Dataset items:

= = = =

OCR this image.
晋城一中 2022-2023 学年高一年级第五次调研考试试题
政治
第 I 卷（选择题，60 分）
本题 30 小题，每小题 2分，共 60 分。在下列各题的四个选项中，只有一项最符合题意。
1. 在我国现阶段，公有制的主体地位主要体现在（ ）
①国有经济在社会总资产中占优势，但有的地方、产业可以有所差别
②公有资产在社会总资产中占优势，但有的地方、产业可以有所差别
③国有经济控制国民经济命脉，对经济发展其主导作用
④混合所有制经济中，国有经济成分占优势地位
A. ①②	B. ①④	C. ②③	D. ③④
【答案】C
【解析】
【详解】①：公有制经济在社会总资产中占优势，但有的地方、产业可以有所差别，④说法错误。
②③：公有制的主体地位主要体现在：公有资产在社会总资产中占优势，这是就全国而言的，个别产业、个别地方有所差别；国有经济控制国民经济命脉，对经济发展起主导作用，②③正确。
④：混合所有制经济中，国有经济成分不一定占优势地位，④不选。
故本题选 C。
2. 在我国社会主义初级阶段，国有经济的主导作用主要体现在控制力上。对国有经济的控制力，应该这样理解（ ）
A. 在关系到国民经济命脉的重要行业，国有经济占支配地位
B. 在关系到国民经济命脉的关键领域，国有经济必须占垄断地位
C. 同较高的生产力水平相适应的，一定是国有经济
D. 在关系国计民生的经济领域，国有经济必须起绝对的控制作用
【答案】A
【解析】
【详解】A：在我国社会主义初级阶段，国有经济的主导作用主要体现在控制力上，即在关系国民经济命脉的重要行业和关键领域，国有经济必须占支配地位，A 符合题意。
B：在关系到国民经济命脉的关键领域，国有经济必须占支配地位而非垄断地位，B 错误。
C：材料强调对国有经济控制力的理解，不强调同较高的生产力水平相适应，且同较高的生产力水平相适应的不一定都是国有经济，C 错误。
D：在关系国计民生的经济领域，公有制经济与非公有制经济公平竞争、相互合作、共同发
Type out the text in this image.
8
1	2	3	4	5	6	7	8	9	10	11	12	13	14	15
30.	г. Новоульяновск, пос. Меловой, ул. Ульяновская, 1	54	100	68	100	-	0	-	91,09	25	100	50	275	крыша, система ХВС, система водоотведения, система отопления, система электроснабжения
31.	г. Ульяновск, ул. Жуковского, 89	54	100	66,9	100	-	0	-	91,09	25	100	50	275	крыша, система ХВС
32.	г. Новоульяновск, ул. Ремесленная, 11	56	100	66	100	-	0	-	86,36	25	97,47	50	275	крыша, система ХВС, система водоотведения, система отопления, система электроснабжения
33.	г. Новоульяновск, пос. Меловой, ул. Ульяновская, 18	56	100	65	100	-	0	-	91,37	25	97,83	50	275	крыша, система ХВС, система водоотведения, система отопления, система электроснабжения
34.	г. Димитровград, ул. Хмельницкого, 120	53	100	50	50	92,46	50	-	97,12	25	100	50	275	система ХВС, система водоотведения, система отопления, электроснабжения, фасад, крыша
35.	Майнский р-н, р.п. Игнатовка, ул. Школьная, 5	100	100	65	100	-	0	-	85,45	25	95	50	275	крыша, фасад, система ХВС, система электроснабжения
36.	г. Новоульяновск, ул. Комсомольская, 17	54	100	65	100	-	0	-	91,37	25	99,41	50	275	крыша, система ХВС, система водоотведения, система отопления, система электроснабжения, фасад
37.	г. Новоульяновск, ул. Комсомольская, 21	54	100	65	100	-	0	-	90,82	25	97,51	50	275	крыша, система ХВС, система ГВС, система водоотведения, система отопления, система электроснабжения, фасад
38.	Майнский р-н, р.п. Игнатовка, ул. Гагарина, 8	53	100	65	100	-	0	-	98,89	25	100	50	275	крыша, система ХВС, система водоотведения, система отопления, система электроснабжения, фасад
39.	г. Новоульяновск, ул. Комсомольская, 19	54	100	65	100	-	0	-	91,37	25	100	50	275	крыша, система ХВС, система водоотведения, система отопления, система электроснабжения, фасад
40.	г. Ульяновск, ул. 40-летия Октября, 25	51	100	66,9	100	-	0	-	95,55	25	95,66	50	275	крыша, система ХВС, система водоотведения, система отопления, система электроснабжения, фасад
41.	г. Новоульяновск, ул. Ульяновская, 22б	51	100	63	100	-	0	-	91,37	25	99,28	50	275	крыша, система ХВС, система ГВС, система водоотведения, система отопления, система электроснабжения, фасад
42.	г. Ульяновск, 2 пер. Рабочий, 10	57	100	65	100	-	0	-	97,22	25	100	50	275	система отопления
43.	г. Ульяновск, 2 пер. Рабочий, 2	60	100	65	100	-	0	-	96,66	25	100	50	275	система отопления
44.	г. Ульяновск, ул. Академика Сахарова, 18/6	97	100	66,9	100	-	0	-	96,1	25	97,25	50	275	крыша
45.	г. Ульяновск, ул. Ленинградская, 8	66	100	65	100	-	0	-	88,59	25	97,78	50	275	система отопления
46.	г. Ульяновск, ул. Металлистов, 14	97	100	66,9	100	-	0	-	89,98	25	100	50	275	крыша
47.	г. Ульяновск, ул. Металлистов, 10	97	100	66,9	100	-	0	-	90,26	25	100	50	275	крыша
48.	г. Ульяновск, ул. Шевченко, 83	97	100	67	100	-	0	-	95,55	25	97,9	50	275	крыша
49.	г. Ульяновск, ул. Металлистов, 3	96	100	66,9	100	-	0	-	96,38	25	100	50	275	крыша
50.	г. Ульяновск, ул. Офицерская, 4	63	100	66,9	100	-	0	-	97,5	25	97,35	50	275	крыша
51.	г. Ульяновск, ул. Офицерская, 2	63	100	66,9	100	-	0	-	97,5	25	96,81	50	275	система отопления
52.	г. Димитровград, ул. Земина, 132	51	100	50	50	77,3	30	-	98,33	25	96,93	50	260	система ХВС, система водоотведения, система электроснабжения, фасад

= = = =

**DIRECTIONS FOR THIS TASK**
Repeat the entries shown above, every one, word for word.

**EXERCISE SOLUTION**
OCR this image.
晋城一中 2022-2023 学年高一年级第五次调研考试试题
政治
第 I 卷（选择题，60 分）
本题 30 小题，每小题 2分，共 60 分。在下列各题的四个选项中，只有一项最符合题意。
1. 在我国现阶段，公有制的主体地位主要体现在（ ）
①国有经济在社会总资产中占优势，但有的地方、产业可以有所差别
②公有资产在社会总资产中占优势，但有的地方、产业可以有所差别
③国有经济控制国民经济命脉，对经济发展其主导作用
④混合所有制经济中，国有经济成分占优势地位
A. ①②	B. ①④	C. ②③	D. ③④
【答案】C
【解析】
【详解】①：公有制经济在社会总资产中占优势，但有的地方、产业可以有所差别，④说法错误。
②③：公有制的主体地位主要体现在：公有资产在社会总资产中占优势，这是就全国而言的，个别产业、个别地方有所差别；国有经济控制国民经济命脉，对经济发展起主导作用，②③正确。
④：混合所有制经济中，国有经济成分不一定占优势地位，④不选。
故本题选 C。
2. 在我国社会主义初级阶段，国有经济的主导作用主要体现在控制力上。对国有经济的控制力，应该这样理解（ ）
A. 在关系到国民经济命脉的重要行业，国有经济占支配地位
B. 在关系到国民经济命脉的关键领域，国有经济必须占垄断地位
C. 同较高的生产力水平相适应的，一定是国有经济
D. 在关系国计民生的经济领域，国有经济必须起绝对的控制作用
【答案】A
【解析】
【详解】A：在我国社会主义初级阶段，国有经济的主导作用主要体现在控制力上，即在关系国民经济命脉的重要行业和关键领域，国有经济必须占支配地位，A 符合题意。
B：在关系到国民经济命脉的关键领域，国有经济必须占支配地位而非垄断地位，B 错误。
C：材料强调对国有经济控制力的理解，不强调同较高的生产力水平相适应，且同较高的生产力水平相适应的不一定都是国有经济，C 错误。
D：在关系国计民生的经济领域，公有制经济与非公有制经济公平竞争、相互合作、共同发
Type out the text in this image.
8
1	2	3	4	5	6	7	8	9	10	11	12	13	14	15
30.	г. Новоульяновск, пос. Меловой, ул. Ульяновская, 1	54	100	68	100	-	0	-	91,09	25	100	50	275	крыша, система ХВС, система водоотведения, система отопления, система электроснабжения
31.	г. Ульяновск, ул. Жуковского, 89	54	100	66,9	100	-	0	-	91,09	25	100	50	275	крыша, система ХВС
32.	г. Новоульяновск, ул. Ремесленная, 11	56	100	66	100	-	0	-	86,36	25	97,47	50	275	крыша, система ХВС, система водоотведения, система отопления, система электроснабжения
33.	г. Новоульяновск, пос. Меловой, ул. Ульяновская, 18	56	100	65	100	-	0	-	91,37	25	97,83	50	275	крыша, система ХВС, система водоотведения, система отопления, система электроснабжения
34.	г. Димитровград, ул. Хмельницкого, 120	53	100	50	50	92,46	50	-	97,12	25	100	50	275	система ХВС, система водоотведения, система отопления, электроснабжения, фасад, крыша
35.	Майнский р-н, р.п. Игнатовка, ул. Школьная, 5	100	100	65	100	-	0	-	85,45	25	95	50	275	крыша, фасад, система ХВС, система электроснабжения
36.	г. Новоульяновск, ул. Комсомольская, 17	54	100	65	100	-	0	-	91,37	25	99,41	50	275	крыша, система ХВС, система водоотведения, система отопления, система электроснабжения, фасад
37.	г. Новоульяновск, ул. Комсомольская, 21	54	100	65	100	-	0	-	90,82	25	97,51	50	275	крыша, система ХВС, система ГВС, система водоотведения, система отопления, система электроснабжения, фасад
38.	Майнский р-н, р.п. Игнатовка, ул. Гагарина, 8	53	100	65	100	-	0	-	98,89	25	100	50	275	крыша, система ХВС, система водоотведения, система отопления, система электроснабжения, фасад
39.	г. Новоульяновск, ул. Комсомольская, 19	54	100	65	100	-	0	-	91,37	25	100	50	275	крыша, система ХВС, система водоотведения, система отопления, система электроснабжения, фасад
40.	г. Ульяновск, ул. 40-летия Октября, 25	51	100	66,9	100	-	0	-	95,55	25	95,66	50	275	крыша, система ХВС, система водоотведения, система отопления, система электроснабжения, фасад
41.	г. Новоульяновск, ул. Ульяновская, 22б	51	100	63	100	-	0	-	91,37	25	99,28	50	275	крыша, система ХВС, система ГВС, система водоотведения, система отопления, система электроснабжения, фасад
42.	г. Ульяновск, 2 пер. Рабочий, 10	57	100	65	100	-	0	-	97,22	25	100	50	275	система отопления
43.	г. Ульяновск, 2 пер. Рабочий, 2	60	100	65	100	-	0	-	96,66	25	100	50	275	система отопления
44.	г. Ульяновск, ул. Академика Сахарова, 18/6	97	100	66,9	100	-	0	-	96,1	25	97,25	50	275	крыша
45.	г. Ульяновск, ул. Ленинградская, 8	66	100	65	100	-	0	-	88,59	25	97,78	50	275	система отопления
46.	г. Ульяновск, ул. Металлистов, 14	97	100	66,9	100	-	0	-	89,98	25	100	50	275	крыша
47.	г. Ульяновск, ул. Металлистов, 10	97	100	66,9	100	-	0	-	90,26	25	100	50	275	крыша
48.	г. Ульяновск, ул. Шевченко, 83	97	100	67	100	-	0	-	95,55	25	97,9	50	275	крыша
49.	г. Ульяновск, ул. Металлистов, 3	96	100	66,9	100	-	0	-	96,38	25	100	50	275	крыша
50.	г. Ульяновск, ул. Офицерская, 4	63	100	66,9	100	-	0	-	97,5	25	97,35	50	275	крыша
51.	г. Ульяновск, ул. Офицерская, 2	63	100	66,9	100	-	0	-	97,5	25	96,81	50	275	система отопления
52.	г. Димитровград, ул. Земина, 132	51	100	50	50	77,3	30	-	98,33	25	96,93	50	260	система ХВС, система водоотведения, система электроснабжения, фасад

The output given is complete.